** start **

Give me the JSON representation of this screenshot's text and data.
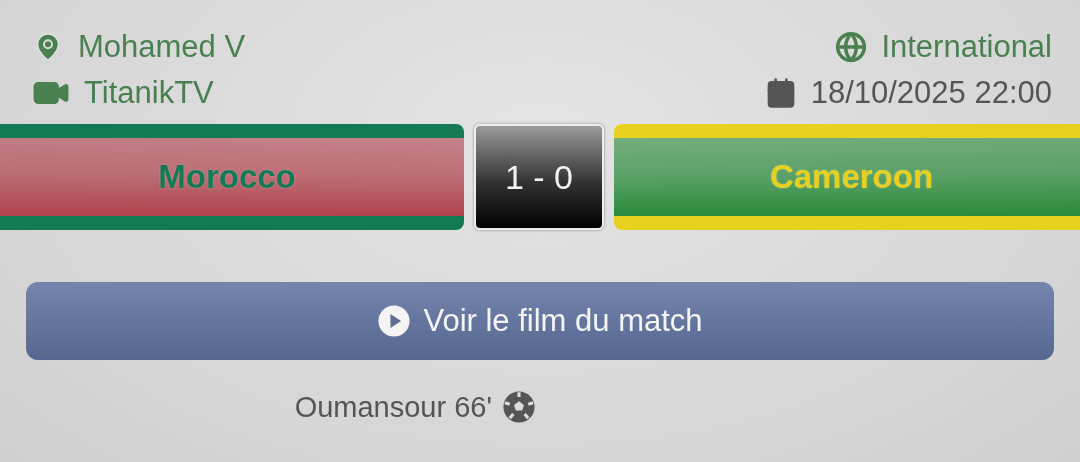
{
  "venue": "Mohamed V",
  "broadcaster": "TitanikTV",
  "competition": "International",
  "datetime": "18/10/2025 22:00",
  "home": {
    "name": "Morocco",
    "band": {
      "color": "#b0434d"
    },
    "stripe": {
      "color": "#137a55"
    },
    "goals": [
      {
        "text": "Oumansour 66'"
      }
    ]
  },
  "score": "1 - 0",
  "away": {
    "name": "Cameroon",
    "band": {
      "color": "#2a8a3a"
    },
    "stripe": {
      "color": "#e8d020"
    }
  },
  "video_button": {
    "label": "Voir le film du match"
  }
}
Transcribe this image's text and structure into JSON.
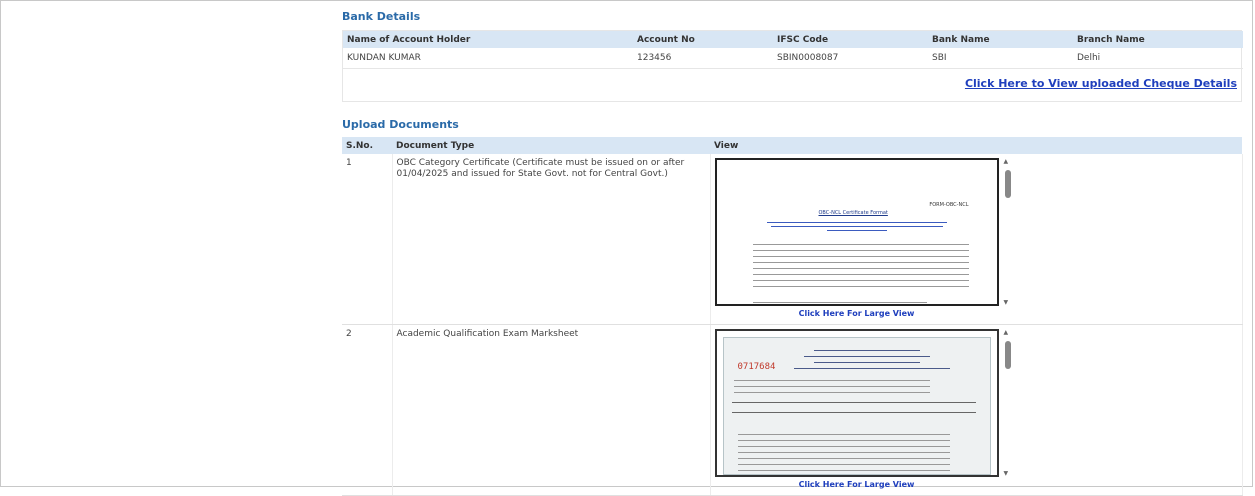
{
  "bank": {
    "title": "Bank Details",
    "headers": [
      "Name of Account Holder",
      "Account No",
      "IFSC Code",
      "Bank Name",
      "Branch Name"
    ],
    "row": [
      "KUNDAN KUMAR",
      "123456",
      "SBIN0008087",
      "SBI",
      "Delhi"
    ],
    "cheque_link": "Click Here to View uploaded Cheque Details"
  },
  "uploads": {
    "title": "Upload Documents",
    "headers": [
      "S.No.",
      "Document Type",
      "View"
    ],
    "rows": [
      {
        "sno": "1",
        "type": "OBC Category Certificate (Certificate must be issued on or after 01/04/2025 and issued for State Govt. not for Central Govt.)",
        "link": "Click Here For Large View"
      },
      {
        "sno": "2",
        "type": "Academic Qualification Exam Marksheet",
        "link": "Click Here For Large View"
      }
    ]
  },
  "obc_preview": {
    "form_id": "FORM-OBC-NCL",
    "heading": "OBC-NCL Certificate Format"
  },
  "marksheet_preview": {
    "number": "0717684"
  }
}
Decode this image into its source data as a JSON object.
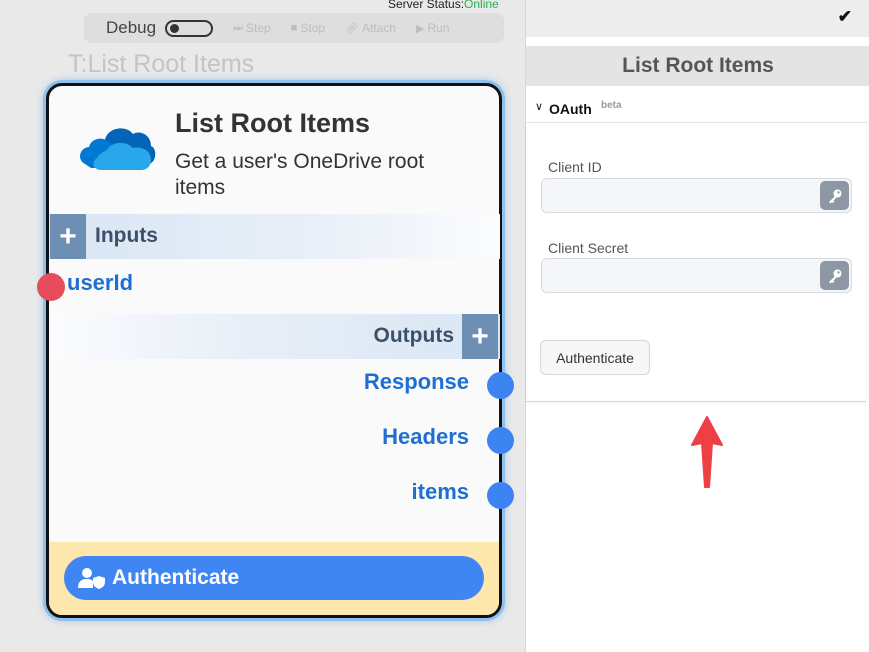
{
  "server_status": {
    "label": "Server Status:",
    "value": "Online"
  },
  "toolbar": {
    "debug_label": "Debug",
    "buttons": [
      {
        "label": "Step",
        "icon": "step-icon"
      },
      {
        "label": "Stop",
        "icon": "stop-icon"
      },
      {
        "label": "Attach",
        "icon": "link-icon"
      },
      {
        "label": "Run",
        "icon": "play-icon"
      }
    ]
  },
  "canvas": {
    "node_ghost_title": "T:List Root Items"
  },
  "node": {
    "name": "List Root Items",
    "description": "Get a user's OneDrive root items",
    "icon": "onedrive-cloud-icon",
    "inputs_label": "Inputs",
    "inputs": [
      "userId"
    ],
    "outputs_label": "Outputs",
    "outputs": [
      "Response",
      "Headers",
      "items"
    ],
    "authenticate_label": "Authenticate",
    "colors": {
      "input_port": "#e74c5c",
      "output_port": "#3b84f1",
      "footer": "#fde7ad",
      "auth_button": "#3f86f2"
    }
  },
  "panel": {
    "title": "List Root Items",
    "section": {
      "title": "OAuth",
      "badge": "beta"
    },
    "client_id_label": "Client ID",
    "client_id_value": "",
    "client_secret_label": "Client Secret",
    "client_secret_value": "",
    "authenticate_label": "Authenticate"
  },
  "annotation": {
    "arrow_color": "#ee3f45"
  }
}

** end **

• _WHAT YOU NEED TO DO_:
Whichever lines contain the string "data", select and copy them.

• _SOLUTION TO THE EXERCISE_:
Give me the JSON representation of this screenshot's text and data.
Decode this image into its source data as a JSON object.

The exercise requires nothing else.